(Entries from a dataset)
------------------------------------

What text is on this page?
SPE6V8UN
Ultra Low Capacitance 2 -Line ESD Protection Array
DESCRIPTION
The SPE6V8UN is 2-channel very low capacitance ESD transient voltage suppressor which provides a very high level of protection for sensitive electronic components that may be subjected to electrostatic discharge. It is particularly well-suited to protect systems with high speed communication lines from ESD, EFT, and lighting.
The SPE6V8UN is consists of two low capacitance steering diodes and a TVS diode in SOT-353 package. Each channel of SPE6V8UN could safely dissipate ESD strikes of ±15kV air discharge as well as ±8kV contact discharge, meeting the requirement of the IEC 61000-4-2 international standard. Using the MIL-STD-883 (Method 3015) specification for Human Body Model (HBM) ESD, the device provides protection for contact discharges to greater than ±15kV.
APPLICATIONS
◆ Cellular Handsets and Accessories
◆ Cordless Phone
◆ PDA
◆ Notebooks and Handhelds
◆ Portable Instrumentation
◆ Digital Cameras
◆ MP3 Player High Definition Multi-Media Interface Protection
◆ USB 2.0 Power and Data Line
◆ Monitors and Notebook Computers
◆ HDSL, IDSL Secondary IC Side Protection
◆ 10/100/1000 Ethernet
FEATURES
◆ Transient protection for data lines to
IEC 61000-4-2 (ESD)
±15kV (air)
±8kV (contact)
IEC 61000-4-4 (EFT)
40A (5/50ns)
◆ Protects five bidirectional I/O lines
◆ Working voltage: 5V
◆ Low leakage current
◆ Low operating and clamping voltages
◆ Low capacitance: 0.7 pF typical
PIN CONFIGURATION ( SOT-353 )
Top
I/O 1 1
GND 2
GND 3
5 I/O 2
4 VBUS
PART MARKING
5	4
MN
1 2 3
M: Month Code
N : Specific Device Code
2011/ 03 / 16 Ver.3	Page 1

------------------------------------

• **Work to complete**:
Gather each line of the records holding the string "lines".

• **Solution for this problem**:
The SPE6V8UN is 2-channel very low capacitance ESD transient voltage suppressor which provides a very high level of protection for sensitive electronic components that may be subjected to electrostatic discharge. It is particularly well-suited to protect systems with high speed communication lines from ESD, EFT, and lighting.
◆ Transient protection for data lines to
◆ Protects five bidirectional I/O lines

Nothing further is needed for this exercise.